┌────────

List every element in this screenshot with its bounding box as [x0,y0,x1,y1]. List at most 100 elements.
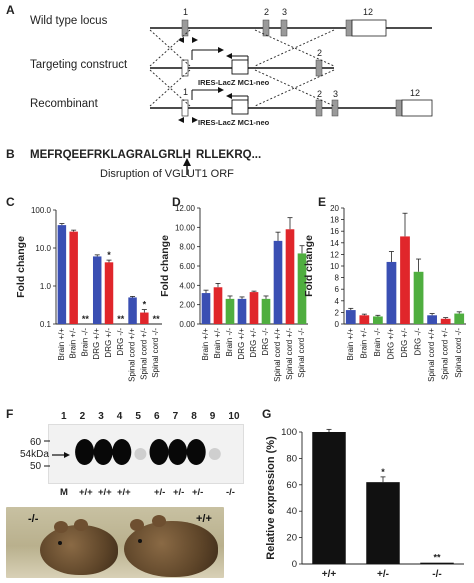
wt-exon-12-label: 12 [363,7,374,17]
y-tick-label: 10.0 [35,244,51,253]
mw-54kda: 54kDa [20,449,49,460]
bar [312,432,346,564]
bar [128,297,137,324]
y-tick-label: 6 [335,285,340,294]
protein-band [93,439,113,465]
panel-label-a: A [6,3,15,17]
protein-band [112,439,132,465]
y-axis-label: Relative expression (%) [265,436,277,560]
x-tick-label: Brain +/- [359,328,368,359]
y-axis-label: Fold change [15,236,27,298]
x-tick-label: DRG -/- [261,328,270,356]
photo-label-ko: -/- [28,513,39,525]
y-axis-label: Fold change [303,235,315,297]
x-tick-label: DRG +/+ [237,328,246,360]
lane-number: 2 [79,411,86,422]
wt-exon-2-label: 2 [264,7,270,17]
y-tick-label: 10.00 [175,223,196,232]
x-tick-label: DRG +/- [104,328,113,358]
rec-exon-2 [315,99,323,117]
bar [413,271,424,324]
bar [454,313,465,324]
x-tick-label: Brain +/+ [346,328,355,361]
bar [366,482,400,564]
y-tick-label: 14 [330,239,339,248]
lane-genotype: +/+ [98,487,112,498]
y-tick-label: 100.0 [31,206,52,215]
x-tick-label: Spinal cord +/+ [427,328,436,382]
x-tick-label: Spinal cord +/- [441,328,450,380]
x-tick-label: Brain -/- [80,328,89,357]
lane-genotype: +/- [154,487,166,498]
rec-exon-12b [401,99,433,117]
x-tick-label: DRG -/- [116,328,125,356]
rec-exon-1-label: 1 [183,87,189,97]
bar [285,229,295,324]
mw-60: 60 [30,437,42,448]
x-tick-label: Spinal cord +/+ [273,328,282,382]
bar [261,298,271,324]
y-tick-label: 40 [286,506,297,517]
x-tick-label: Brain +/- [69,328,78,359]
panel-a-diagram [149,19,433,123]
y-tick-label: 60 [286,480,297,491]
bar [213,287,223,324]
significance-mark: ** [82,314,90,324]
chart-g: 0 20 40 60 80 100 Relative expression (%) +/+ * +… [265,427,464,580]
chart-d: 0.00 2.00 4.00 6.00 8.00 10.00 12.00 Fold chang… [159,204,308,382]
bar [386,261,397,324]
lane-number: 10 [228,411,240,422]
row-wild-type: Wild type locus [30,15,108,27]
protein-band [75,439,95,465]
x-tick-label: Spinal cord +/- [285,328,294,380]
y-tick-label: 0.00 [179,320,195,329]
lane-number: 1 [61,411,67,422]
bar [345,310,356,324]
x-tick-label: DRG +/- [400,328,409,358]
y-tick-label: 8 [335,274,340,283]
cassette-label-construct: IRES-LacZ MC1-neo [198,78,270,87]
protein-band [149,439,169,465]
bar [92,256,102,324]
y-tick-label: 8.00 [179,243,195,252]
bar [373,316,383,324]
wt-exon-2 [262,19,270,37]
tc-exon-2 [315,59,323,77]
lane-number: 3 [98,411,104,422]
lane-genotype: +/- [192,487,204,498]
y-tick-label: 100 [281,427,297,438]
wt-exon-1 [181,19,189,37]
x-tick-label: DRG +/+ [386,328,395,360]
x-tick-label: Spinal cord +/+ [128,328,137,382]
wt-exon-12b [351,19,387,37]
tc-exon-1 [181,59,189,77]
y-tick-label: 80 [286,453,297,464]
y-tick-label: 2 [335,308,340,317]
x-tick-label: Brain +/+ [57,328,66,361]
tc-exon-2-label: 2 [317,48,323,58]
bar [400,236,410,324]
protein-band [168,439,188,465]
y-tick-label: 16 [330,227,339,236]
bar [104,262,114,324]
significance-mark: ** [433,553,441,563]
bar [140,312,149,324]
bar [201,293,211,324]
y-tick-label: 0 [335,320,340,329]
y-tick-label: 20 [286,533,297,544]
bar [237,298,247,324]
protein-sequence-left: MEFRQEEFRKLAGRALGRLH [30,149,191,161]
lane-genotype: +/- [173,487,185,498]
lane-genotype: +/+ [79,487,93,498]
y-tick-label: 1.0 [40,282,52,291]
row-recombinant: Recombinant [30,98,98,110]
x-tick-label: DRG +/+ [92,328,101,360]
disruption-caption: Disruption of VGLUT1 ORF [100,168,234,180]
significance-mark: * [381,467,385,477]
faint-band [208,448,221,460]
rec-exon-1 [181,99,189,117]
y-tick-label: 12.00 [175,204,196,213]
wt-exon-1-label: 1 [183,7,189,17]
panel-label-e: E [318,195,327,209]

└────────

__ASSIGNMENT__:
Would you copy out the material above exactly, without the pictures in it?

__SOLUTION__:
List every element in this screenshot with its bounding box as [x0,y0,x1,y1]. List at most 100 elements.
wt-exon-12-label: 12 [363,7,374,17]
y-tick-label: 10.0 [35,244,51,253]
mw-54kda: 54kDa [20,449,49,460]
bar [312,432,346,564]
bar [128,297,137,324]
y-tick-label: 6 [335,285,340,294]
protein-band [93,439,113,465]
panel-label-a: A [6,3,15,17]
protein-band [112,439,132,465]
y-axis-label: Relative expression (%) [265,436,277,560]
x-tick-label: Brain +/- [359,328,368,359]
y-axis-label: Fold change [15,236,27,298]
x-tick-label: DRG -/- [261,328,270,356]
photo-label-ko: -/- [28,513,39,525]
y-axis-label: Fold change [303,235,315,297]
x-tick-label: DRG +/+ [237,328,246,360]
lane-number: 2 [79,411,86,422]
wt-exon-2-label: 2 [264,7,270,17]
y-tick-label: 10.00 [175,223,196,232]
x-tick-label: DRG +/- [104,328,113,358]
rec-exon-2 [315,99,323,117]
bar [413,271,424,324]
bar [454,313,465,324]
x-tick-label: Brain +/+ [346,328,355,361]
bar [366,482,400,564]
y-tick-label: 14 [330,239,339,248]
lane-genotype: +/+ [98,487,112,498]
y-tick-label: 100.0 [31,206,52,215]
x-tick-label: Spinal cord +/+ [427,328,436,382]
x-tick-label: Spinal cord +/- [441,328,450,380]
x-tick-label: Brain -/- [80,328,89,357]
lane-genotype: +/- [154,487,166,498]
rec-exon-12b [401,99,433,117]
x-tick-label: DRG -/- [116,328,125,356]
rec-exon-1-label: 1 [183,87,189,97]
bar [285,229,295,324]
mw-60: 60 [30,437,42,448]
x-tick-label: Spinal cord +/+ [273,328,282,382]
bar [261,298,271,324]
y-tick-label: 40 [286,506,297,517]
x-tick-label: Brain +/- [69,328,78,359]
panel-a-diagram [149,19,433,123]
y-tick-label: 60 [286,480,297,491]
bar [213,287,223,324]
significance-mark: ** [82,314,90,324]
chart-g: 0 20 40 60 80 100 Relative expression (%) +/+ * +… [265,427,464,580]
chart-d: 0.00 2.00 4.00 6.00 8.00 10.00 12.00 Fold chang… [159,204,308,382]
bar [386,261,397,324]
lane-number: 10 [228,411,240,422]
row-wild-type: Wild type locus [30,15,108,27]
protein-band [75,439,95,465]
x-tick-label: Spinal cord +/- [285,328,294,380]
y-tick-label: 0.00 [179,320,195,329]
lane-number: 1 [61,411,67,422]
bar [345,310,356,324]
x-tick-label: DRG +/- [400,328,409,358]
y-tick-label: 8 [335,274,340,283]
cassette-label-construct: IRES-LacZ MC1-neo [198,78,270,87]
protein-band [149,439,169,465]
bar [92,256,102,324]
y-tick-label: 8.00 [179,243,195,252]
bar [373,316,383,324]
wt-exon-2 [262,19,270,37]
tc-exon-2 [315,59,323,77]
lane-number: 3 [98,411,104,422]
lane-genotype: +/- [192,487,204,498]
y-tick-label: 100 [281,427,297,438]
wt-exon-1 [181,19,189,37]
x-tick-label: DRG +/+ [386,328,395,360]
x-tick-label: Spinal cord +/+ [128,328,137,382]
wt-exon-12b [351,19,387,37]
tc-exon-1 [181,59,189,77]
y-tick-label: 80 [286,453,297,464]
y-tick-label: 2 [335,308,340,317]
x-tick-label: Brain +/+ [57,328,66,361]
tc-exon-2-label: 2 [317,48,323,58]
bar [400,236,410,324]
protein-band [168,439,188,465]
y-tick-label: 16 [330,227,339,236]
bar [104,262,114,324]
significance-mark: ** [433,553,441,563]
bar [140,312,149,324]
bar [201,293,211,324]
y-tick-label: 0 [335,320,340,329]
y-tick-label: 20 [286,533,297,544]
bar [237,298,247,324]
protein-sequence-left: MEFRQEEFRKLAGRALGRLH [30,149,191,161]
lane-genotype: +/- [173,487,185,498]
lane-genotype: +/+ [79,487,93,498]
y-tick-label: 1.0 [40,282,52,291]
row-recombinant: Recombinant [30,98,98,110]
x-tick-label: DRG +/+ [92,328,101,360]
disruption-caption: Disruption of VGLUT1 ORF [100,168,234,180]
significance-mark: * [381,467,385,477]
faint-band [208,448,221,460]
rec-exon-1 [181,99,189,117]
y-tick-label: 12.00 [175,204,196,213]
wt-exon-1-label: 1 [183,7,189,17]
panel-label-e: E [318,195,327,209]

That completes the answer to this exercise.